━━ Given records ━━

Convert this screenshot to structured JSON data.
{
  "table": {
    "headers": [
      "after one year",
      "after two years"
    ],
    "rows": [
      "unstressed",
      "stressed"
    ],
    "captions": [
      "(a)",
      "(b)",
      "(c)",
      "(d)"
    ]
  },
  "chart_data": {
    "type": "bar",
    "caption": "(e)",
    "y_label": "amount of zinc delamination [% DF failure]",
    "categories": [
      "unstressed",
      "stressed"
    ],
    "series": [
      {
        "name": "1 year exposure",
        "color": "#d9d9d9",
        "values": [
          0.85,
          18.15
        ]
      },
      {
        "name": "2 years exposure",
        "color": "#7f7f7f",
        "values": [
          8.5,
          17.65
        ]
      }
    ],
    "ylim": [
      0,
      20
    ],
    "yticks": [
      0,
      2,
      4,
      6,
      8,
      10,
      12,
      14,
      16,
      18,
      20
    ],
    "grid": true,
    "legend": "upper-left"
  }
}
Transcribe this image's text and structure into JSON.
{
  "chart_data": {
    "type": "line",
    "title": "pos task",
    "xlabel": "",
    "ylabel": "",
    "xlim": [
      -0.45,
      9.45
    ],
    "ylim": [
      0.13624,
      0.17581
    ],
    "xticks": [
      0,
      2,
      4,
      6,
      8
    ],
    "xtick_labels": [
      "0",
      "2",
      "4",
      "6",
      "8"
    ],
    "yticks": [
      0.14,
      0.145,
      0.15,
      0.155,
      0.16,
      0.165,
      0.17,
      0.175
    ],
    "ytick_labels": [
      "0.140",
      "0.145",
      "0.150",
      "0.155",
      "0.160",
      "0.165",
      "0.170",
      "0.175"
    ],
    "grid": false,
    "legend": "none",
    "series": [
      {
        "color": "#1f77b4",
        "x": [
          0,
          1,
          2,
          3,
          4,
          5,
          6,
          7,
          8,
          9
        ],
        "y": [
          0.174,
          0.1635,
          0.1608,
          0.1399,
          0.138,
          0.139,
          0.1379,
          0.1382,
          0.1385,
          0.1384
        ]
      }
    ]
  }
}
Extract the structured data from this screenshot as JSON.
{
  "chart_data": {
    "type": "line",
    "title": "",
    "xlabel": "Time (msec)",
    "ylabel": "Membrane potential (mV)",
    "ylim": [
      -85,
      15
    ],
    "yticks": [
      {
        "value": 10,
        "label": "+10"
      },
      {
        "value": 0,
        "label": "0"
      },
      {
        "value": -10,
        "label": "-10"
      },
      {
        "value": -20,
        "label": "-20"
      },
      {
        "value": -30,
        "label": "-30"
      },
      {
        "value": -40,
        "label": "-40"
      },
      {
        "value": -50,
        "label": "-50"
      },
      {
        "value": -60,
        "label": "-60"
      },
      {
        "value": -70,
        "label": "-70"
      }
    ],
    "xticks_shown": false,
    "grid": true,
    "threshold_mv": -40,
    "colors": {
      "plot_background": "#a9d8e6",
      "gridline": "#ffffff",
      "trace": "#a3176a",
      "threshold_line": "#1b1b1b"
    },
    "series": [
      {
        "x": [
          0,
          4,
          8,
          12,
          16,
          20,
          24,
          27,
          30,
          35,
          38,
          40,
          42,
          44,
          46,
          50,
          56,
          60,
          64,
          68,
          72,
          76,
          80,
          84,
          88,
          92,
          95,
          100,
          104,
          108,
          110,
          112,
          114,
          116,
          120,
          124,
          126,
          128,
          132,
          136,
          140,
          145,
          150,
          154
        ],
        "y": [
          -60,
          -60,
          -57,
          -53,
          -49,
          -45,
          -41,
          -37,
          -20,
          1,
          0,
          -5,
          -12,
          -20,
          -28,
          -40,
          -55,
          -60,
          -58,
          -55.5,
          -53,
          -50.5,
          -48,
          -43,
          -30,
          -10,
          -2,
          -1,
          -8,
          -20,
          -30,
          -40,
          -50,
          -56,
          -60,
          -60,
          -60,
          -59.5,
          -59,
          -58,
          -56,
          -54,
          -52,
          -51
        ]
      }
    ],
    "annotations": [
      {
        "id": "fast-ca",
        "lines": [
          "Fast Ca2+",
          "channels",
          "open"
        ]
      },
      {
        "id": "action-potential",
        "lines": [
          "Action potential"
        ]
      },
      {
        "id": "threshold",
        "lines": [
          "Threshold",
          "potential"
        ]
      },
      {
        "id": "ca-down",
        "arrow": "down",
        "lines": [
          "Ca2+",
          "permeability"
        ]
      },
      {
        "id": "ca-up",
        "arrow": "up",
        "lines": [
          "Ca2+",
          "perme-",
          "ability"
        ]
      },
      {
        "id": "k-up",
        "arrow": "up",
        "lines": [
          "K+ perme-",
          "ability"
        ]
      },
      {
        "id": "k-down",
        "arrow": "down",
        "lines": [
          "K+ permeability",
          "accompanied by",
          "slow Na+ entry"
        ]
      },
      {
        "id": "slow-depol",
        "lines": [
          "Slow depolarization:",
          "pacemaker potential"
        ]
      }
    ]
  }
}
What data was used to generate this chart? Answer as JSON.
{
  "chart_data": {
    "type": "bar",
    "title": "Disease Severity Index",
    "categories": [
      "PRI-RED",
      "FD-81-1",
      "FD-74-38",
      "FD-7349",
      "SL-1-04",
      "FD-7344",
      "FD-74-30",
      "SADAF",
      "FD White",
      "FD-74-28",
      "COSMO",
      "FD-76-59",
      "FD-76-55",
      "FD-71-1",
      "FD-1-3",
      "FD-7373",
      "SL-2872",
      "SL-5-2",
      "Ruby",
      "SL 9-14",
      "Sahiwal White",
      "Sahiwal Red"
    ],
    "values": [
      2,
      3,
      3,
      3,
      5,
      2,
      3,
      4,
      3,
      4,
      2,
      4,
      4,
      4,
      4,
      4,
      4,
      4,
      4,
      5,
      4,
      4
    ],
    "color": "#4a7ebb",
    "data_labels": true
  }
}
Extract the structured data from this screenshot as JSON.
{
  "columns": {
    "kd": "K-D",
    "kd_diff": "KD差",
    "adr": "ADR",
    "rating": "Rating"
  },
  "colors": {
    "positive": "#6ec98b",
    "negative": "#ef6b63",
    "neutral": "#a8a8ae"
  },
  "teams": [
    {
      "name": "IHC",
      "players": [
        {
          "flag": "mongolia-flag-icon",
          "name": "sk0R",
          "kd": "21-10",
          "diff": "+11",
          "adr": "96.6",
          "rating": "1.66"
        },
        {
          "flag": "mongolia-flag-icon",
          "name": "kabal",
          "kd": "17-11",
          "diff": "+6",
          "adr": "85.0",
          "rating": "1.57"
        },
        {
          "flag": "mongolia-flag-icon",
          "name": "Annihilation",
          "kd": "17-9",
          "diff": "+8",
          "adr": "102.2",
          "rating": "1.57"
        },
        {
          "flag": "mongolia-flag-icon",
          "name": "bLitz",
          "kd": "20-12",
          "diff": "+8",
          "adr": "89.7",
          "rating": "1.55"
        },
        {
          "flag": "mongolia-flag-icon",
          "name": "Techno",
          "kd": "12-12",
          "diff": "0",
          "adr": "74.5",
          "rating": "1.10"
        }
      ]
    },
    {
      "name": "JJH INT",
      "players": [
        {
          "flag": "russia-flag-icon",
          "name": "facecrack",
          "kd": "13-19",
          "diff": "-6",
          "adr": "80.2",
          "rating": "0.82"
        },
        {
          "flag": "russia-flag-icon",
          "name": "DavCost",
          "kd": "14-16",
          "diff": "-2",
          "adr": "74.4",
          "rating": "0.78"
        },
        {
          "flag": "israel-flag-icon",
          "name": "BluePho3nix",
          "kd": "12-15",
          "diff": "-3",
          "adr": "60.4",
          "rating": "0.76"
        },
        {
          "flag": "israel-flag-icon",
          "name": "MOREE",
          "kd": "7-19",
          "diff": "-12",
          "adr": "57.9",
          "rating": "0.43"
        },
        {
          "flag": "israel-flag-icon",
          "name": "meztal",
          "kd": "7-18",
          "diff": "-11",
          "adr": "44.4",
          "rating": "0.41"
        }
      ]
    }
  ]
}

━━━

What you will do -
Each line in the data that holds the string "rating" should be found and copied.

Task result -
    "rating": "Rating"
          "rating": "1.66"
          "rating": "1.57"
          "rating": "1.57"
          "rating": "1.55"
          "rating": "1.10"
          "rating": "0.82"
          "rating": "0.78"
          "rating": "0.76"
          "rating": "0.43"
          "rating": "0.41"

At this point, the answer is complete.